**Job:** Write the records out again, keeping each line exactly as it is.

**Input:**
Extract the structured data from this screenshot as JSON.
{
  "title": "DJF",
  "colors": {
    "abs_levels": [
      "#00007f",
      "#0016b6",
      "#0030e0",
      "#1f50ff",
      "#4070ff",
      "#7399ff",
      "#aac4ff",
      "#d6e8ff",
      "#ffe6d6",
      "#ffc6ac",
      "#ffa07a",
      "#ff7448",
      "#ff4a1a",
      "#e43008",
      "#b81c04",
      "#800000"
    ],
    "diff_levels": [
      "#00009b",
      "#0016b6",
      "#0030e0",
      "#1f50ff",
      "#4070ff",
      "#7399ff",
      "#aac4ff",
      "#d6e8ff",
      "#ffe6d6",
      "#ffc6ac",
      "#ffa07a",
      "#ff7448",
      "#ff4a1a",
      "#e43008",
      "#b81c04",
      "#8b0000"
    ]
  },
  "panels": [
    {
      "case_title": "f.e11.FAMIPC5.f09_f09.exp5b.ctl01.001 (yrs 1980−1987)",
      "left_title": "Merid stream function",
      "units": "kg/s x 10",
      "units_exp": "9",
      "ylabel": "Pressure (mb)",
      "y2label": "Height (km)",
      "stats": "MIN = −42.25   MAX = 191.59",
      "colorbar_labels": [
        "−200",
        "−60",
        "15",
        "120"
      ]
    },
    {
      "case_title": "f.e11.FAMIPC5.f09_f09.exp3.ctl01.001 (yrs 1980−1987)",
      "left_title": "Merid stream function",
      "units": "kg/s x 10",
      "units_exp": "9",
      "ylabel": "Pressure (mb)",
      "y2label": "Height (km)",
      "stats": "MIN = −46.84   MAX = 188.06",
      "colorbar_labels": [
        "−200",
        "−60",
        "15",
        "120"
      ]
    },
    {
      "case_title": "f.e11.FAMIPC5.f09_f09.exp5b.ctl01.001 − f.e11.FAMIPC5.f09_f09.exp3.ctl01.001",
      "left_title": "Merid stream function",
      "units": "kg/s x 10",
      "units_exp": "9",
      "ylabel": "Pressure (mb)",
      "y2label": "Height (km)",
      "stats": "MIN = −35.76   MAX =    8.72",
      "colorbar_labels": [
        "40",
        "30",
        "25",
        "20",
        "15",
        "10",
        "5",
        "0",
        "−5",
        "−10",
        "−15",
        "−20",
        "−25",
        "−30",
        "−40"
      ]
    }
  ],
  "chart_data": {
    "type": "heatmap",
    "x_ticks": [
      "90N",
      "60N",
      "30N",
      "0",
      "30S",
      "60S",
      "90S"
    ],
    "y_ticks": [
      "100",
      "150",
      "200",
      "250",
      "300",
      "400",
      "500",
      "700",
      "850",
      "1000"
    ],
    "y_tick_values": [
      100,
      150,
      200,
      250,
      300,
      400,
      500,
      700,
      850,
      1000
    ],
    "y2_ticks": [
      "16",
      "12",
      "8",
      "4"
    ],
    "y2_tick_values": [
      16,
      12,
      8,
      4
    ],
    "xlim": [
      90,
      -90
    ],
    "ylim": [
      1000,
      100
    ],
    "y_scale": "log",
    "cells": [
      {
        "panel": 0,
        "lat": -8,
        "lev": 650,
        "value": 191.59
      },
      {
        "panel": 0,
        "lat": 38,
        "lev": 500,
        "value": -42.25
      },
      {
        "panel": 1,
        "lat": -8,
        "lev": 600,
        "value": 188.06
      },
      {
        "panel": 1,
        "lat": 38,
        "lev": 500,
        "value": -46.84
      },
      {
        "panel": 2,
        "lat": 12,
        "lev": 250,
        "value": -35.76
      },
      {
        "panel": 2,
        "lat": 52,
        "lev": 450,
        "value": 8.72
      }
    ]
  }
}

**Response:**
Extract the structured data from this screenshot as JSON.
{
  "title": "DJF",
  "colors": {
    "abs_levels": [
      "#00007f",
      "#0016b6",
      "#0030e0",
      "#1f50ff",
      "#4070ff",
      "#7399ff",
      "#aac4ff",
      "#d6e8ff",
      "#ffe6d6",
      "#ffc6ac",
      "#ffa07a",
      "#ff7448",
      "#ff4a1a",
      "#e43008",
      "#b81c04",
      "#800000"
    ],
    "diff_levels": [
      "#00009b",
      "#0016b6",
      "#0030e0",
      "#1f50ff",
      "#4070ff",
      "#7399ff",
      "#aac4ff",
      "#d6e8ff",
      "#ffe6d6",
      "#ffc6ac",
      "#ffa07a",
      "#ff7448",
      "#ff4a1a",
      "#e43008",
      "#b81c04",
      "#8b0000"
    ]
  },
  "panels": [
    {
      "case_title": "f.e11.FAMIPC5.f09_f09.exp5b.ctl01.001 (yrs 1980−1987)",
      "left_title": "Merid stream function",
      "units": "kg/s x 10",
      "units_exp": "9",
      "ylabel": "Pressure (mb)",
      "y2label": "Height (km)",
      "stats": "MIN = −42.25   MAX = 191.59",
      "colorbar_labels": [
        "−200",
        "−60",
        "15",
        "120"
      ]
    },
    {
      "case_title": "f.e11.FAMIPC5.f09_f09.exp3.ctl01.001 (yrs 1980−1987)",
      "left_title": "Merid stream function",
      "units": "kg/s x 10",
      "units_exp": "9",
      "ylabel": "Pressure (mb)",
      "y2label": "Height (km)",
      "stats": "MIN = −46.84   MAX = 188.06",
      "colorbar_labels": [
        "−200",
        "−60",
        "15",
        "120"
      ]
    },
    {
      "case_title": "f.e11.FAMIPC5.f09_f09.exp5b.ctl01.001 − f.e11.FAMIPC5.f09_f09.exp3.ctl01.001",
      "left_title": "Merid stream function",
      "units": "kg/s x 10",
      "units_exp": "9",
      "ylabel": "Pressure (mb)",
      "y2label": "Height (km)",
      "stats": "MIN = −35.76   MAX =    8.72",
      "colorbar_labels": [
        "40",
        "30",
        "25",
        "20",
        "15",
        "10",
        "5",
        "0",
        "−5",
        "−10",
        "−15",
        "−20",
        "−25",
        "−30",
        "−40"
      ]
    }
  ],
  "chart_data": {
    "type": "heatmap",
    "x_ticks": [
      "90N",
      "60N",
      "30N",
      "0",
      "30S",
      "60S",
      "90S"
    ],
    "y_ticks": [
      "100",
      "150",
      "200",
      "250",
      "300",
      "400",
      "500",
      "700",
      "850",
      "1000"
    ],
    "y_tick_values": [
      100,
      150,
      200,
      250,
      300,
      400,
      500,
      700,
      850,
      1000
    ],
    "y2_ticks": [
      "16",
      "12",
      "8",
      "4"
    ],
    "y2_tick_values": [
      16,
      12,
      8,
      4
    ],
    "xlim": [
      90,
      -90
    ],
    "ylim": [
      1000,
      100
    ],
    "y_scale": "log",
    "cells": [
      {
        "panel": 0,
        "lat": -8,
        "lev": 650,
        "value": 191.59
      },
      {
        "panel": 0,
        "lat": 38,
        "lev": 500,
        "value": -42.25
      },
      {
        "panel": 1,
        "lat": -8,
        "lev": 600,
        "value": 188.06
      },
      {
        "panel": 1,
        "lat": 38,
        "lev": 500,
        "value": -46.84
      },
      {
        "panel": 2,
        "lat": 12,
        "lev": 250,
        "value": -35.76
      },
      {
        "panel": 2,
        "lat": 52,
        "lev": 450,
        "value": 8.72
      }
    ]
  }
}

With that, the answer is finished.